Goal: Repeat the records below word for word, but start at the line that contains "Give me the", stop after the last line, and include nothing else.

Extracted data:
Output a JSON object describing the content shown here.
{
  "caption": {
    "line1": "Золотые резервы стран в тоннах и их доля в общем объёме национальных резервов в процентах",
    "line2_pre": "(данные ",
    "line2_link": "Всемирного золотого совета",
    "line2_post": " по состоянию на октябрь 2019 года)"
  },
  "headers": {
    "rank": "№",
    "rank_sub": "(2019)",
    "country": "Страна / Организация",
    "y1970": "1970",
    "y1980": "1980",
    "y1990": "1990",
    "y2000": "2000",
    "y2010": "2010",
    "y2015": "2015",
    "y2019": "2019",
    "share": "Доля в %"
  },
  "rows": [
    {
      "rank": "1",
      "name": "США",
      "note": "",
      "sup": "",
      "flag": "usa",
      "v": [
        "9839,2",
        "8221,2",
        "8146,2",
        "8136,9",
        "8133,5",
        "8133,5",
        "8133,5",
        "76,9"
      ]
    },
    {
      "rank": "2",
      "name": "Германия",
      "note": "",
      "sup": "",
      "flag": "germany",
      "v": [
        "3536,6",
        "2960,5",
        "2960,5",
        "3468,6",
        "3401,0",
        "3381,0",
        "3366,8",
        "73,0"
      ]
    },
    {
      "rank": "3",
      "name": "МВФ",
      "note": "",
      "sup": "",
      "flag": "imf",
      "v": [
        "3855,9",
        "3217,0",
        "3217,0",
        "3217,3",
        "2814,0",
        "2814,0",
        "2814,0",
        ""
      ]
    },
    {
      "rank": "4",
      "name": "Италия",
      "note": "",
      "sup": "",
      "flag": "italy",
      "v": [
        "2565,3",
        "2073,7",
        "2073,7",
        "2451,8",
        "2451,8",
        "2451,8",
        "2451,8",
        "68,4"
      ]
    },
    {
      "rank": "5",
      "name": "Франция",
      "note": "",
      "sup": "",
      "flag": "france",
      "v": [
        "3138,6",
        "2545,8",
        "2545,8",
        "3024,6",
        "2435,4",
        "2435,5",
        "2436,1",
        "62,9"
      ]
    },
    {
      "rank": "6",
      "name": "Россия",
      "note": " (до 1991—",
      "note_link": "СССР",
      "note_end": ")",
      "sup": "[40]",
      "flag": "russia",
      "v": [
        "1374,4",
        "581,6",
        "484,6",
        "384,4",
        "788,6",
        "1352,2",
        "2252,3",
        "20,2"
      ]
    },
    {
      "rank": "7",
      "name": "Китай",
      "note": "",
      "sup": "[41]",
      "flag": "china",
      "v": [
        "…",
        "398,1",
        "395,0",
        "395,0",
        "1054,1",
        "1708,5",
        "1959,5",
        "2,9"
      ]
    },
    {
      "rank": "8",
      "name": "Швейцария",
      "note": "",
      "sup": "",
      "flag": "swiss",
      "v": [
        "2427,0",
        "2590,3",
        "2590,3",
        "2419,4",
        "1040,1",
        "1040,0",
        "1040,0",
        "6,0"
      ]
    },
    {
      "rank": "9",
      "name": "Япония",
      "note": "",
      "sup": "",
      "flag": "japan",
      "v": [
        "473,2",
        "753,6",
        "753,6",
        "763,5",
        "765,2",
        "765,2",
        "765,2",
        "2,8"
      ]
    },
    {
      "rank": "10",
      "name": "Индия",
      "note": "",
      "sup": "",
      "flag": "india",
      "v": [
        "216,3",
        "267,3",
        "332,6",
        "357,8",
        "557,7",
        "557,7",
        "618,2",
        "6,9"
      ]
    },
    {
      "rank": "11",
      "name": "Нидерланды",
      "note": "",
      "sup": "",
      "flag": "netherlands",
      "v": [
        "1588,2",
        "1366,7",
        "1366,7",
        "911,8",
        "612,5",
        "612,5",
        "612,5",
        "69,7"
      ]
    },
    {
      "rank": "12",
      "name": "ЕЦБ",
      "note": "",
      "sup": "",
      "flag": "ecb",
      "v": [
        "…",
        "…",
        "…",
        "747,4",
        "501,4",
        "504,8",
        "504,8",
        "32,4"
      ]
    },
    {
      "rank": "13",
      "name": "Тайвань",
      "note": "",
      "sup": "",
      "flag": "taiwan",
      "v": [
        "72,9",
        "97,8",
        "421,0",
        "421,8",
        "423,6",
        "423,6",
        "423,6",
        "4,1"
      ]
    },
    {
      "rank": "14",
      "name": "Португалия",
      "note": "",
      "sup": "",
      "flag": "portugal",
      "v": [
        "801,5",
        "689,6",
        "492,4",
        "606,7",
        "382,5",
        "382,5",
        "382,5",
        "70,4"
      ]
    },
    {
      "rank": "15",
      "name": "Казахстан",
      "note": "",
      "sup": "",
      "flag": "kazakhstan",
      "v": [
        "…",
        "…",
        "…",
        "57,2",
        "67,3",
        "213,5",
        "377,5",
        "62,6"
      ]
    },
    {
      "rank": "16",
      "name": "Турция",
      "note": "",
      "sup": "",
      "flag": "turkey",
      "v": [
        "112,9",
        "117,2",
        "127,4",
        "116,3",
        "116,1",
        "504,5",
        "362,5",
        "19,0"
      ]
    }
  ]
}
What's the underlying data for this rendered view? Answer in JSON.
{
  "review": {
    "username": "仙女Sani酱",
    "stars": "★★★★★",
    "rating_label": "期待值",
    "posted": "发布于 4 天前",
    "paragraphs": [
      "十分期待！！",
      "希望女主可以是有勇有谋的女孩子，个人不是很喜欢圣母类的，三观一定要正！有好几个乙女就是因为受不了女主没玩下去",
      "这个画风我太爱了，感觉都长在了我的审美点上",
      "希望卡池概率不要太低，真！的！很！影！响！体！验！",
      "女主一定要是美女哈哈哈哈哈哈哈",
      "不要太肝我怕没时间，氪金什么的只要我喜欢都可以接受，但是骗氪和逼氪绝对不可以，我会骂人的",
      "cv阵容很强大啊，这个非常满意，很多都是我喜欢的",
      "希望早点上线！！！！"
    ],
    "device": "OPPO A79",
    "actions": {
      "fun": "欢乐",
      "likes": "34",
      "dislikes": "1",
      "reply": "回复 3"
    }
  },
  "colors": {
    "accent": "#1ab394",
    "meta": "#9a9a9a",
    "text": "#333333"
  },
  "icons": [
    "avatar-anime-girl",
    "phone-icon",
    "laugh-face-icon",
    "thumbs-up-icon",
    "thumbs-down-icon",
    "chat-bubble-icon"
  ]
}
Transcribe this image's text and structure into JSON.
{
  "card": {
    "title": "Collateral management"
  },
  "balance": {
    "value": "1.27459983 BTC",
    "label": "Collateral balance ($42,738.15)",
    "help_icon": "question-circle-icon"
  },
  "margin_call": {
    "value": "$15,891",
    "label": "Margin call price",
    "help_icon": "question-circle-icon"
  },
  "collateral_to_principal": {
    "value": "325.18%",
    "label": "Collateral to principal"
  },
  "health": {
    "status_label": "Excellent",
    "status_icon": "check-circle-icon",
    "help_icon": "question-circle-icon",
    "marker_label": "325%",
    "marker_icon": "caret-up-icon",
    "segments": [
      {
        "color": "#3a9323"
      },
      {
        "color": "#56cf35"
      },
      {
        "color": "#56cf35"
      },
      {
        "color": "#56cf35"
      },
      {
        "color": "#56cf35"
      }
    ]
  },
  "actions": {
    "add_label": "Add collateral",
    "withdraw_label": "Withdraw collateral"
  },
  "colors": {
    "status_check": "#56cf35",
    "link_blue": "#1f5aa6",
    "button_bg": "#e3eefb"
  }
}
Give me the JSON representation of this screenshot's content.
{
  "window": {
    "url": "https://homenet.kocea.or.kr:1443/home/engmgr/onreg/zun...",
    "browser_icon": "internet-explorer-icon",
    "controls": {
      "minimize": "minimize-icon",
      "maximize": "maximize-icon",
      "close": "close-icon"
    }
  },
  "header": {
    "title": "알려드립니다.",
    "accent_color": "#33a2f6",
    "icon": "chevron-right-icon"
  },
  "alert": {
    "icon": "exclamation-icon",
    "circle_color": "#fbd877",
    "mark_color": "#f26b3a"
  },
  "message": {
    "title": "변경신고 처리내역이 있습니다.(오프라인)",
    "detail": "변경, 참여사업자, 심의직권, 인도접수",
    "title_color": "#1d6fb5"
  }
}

Completed task:
Give me the JSON representation of this screenshot's content.
{
  "window": {
    "url": "https://homenet.kocea.or.kr:1443/home/engmgr/onreg/zun...",
    "browser_icon": "internet-explorer-icon",
    "controls": {
      "minimize": "minimize-icon",
      "maximize": "maximize-icon",
      "close": "close-icon"
    }
  },
  "header": {
    "title": "알려드립니다.",
    "accent_color": "#33a2f6",
    "icon": "chevron-right-icon"
  },
  "alert": {
    "icon": "exclamation-icon",
    "circle_color": "#fbd877",
    "mark_color": "#f26b3a"
  },
  "message": {
    "title": "변경신고 처리내역이 있습니다.(오프라인)",
    "detail": "변경, 참여사업자, 심의직권, 인도접수",
    "title_color": "#1d6fb5"
  }
}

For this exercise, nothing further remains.